_Dataset records_
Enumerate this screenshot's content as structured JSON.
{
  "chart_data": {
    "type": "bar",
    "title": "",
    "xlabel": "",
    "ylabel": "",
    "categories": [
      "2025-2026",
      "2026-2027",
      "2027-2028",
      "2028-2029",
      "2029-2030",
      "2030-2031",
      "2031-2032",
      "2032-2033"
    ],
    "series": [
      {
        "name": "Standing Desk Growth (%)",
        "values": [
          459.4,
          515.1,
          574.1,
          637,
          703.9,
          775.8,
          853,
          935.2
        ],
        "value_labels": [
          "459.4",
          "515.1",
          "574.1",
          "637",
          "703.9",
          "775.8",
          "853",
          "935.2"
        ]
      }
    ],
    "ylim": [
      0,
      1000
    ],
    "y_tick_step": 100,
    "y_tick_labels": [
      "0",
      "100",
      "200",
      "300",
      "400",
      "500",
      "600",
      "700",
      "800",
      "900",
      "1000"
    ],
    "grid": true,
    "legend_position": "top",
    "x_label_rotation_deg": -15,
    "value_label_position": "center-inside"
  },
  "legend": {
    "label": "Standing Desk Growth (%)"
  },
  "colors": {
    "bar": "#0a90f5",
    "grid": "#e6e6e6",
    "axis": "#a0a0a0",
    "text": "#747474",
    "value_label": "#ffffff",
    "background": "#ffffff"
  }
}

==

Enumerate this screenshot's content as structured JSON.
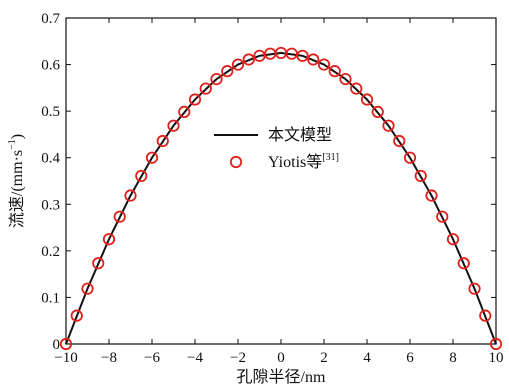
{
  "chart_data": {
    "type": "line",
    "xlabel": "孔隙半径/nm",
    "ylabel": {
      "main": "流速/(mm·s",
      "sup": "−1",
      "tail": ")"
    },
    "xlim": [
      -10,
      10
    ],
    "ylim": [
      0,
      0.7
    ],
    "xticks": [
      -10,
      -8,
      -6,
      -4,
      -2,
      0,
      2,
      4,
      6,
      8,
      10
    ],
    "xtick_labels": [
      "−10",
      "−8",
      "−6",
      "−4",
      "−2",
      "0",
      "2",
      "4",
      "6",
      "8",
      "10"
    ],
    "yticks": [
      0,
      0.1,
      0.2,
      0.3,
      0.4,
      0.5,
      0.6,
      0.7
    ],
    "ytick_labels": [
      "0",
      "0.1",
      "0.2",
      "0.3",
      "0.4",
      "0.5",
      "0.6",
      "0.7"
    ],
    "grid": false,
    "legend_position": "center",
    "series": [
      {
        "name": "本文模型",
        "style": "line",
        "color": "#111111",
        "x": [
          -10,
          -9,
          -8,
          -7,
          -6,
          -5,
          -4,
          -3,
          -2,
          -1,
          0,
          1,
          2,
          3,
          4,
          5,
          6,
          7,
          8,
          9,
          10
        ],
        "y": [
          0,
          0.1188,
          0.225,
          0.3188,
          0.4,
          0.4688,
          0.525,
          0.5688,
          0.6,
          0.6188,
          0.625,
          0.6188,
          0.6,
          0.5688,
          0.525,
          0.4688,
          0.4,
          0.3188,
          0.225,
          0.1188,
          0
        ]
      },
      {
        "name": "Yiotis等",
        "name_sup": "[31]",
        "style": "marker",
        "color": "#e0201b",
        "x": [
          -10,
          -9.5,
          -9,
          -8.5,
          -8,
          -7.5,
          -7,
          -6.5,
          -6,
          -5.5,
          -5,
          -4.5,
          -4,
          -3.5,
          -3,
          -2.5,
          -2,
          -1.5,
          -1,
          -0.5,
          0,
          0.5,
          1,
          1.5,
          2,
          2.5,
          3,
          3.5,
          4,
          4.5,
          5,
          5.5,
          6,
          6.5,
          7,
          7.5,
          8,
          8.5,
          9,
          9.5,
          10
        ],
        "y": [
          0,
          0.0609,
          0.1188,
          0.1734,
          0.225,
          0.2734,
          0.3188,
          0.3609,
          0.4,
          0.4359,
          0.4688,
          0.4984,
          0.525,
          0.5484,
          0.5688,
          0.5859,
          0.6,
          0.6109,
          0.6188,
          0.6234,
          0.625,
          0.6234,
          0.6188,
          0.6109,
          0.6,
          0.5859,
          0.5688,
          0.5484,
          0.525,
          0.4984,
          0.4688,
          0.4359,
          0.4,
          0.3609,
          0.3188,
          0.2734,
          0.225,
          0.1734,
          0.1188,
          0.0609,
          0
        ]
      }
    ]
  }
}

_Do this_
State how many lines include the string "Standing", and nothing more.

_Result for this exercise_
2